■ **Task goal**:
Search the data for the string "identified" and gather each line it is in.
# Provided information start
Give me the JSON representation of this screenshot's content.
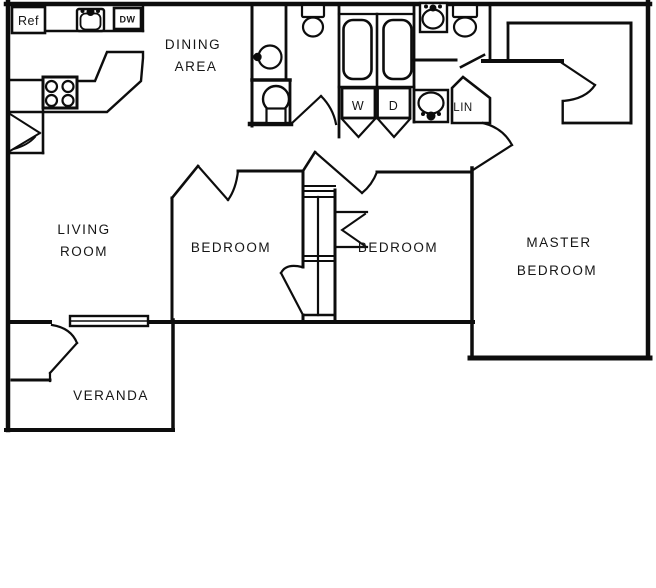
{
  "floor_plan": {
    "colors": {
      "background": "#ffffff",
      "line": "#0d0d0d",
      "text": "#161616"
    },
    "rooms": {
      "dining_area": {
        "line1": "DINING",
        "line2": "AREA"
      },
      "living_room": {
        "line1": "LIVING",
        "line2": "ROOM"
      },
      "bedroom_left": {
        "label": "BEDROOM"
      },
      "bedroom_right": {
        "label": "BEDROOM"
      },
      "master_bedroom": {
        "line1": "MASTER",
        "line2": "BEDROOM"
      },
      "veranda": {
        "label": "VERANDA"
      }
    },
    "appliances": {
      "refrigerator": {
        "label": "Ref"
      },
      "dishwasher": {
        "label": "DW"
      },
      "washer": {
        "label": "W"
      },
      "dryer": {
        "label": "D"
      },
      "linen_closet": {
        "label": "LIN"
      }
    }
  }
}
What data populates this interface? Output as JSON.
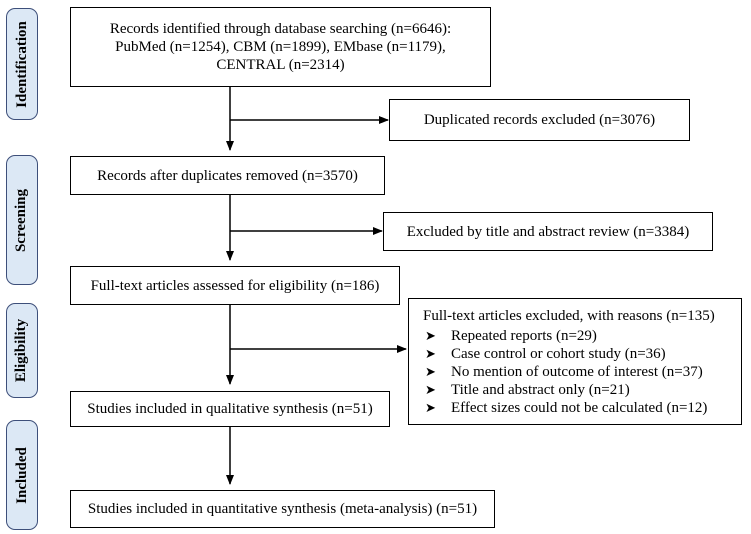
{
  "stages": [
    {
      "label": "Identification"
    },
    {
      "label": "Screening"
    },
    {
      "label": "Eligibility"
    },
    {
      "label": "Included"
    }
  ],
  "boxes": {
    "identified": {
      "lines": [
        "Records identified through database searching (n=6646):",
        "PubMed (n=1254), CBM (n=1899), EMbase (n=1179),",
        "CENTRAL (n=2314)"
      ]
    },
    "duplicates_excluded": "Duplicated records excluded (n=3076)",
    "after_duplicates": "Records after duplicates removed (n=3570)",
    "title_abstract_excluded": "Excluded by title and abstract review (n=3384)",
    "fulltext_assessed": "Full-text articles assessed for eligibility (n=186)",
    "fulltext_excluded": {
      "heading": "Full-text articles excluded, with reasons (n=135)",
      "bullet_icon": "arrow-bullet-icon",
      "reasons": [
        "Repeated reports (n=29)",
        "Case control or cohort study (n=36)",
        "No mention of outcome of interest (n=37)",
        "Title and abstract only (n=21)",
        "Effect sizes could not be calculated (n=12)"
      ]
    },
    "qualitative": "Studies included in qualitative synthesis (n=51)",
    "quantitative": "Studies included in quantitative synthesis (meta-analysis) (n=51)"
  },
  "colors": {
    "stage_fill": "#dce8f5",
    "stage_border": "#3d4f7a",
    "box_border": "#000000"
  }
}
# Provided information end
■ **Output for this task**:
    "identified": {
        "Records identified through database searching (n=6646):",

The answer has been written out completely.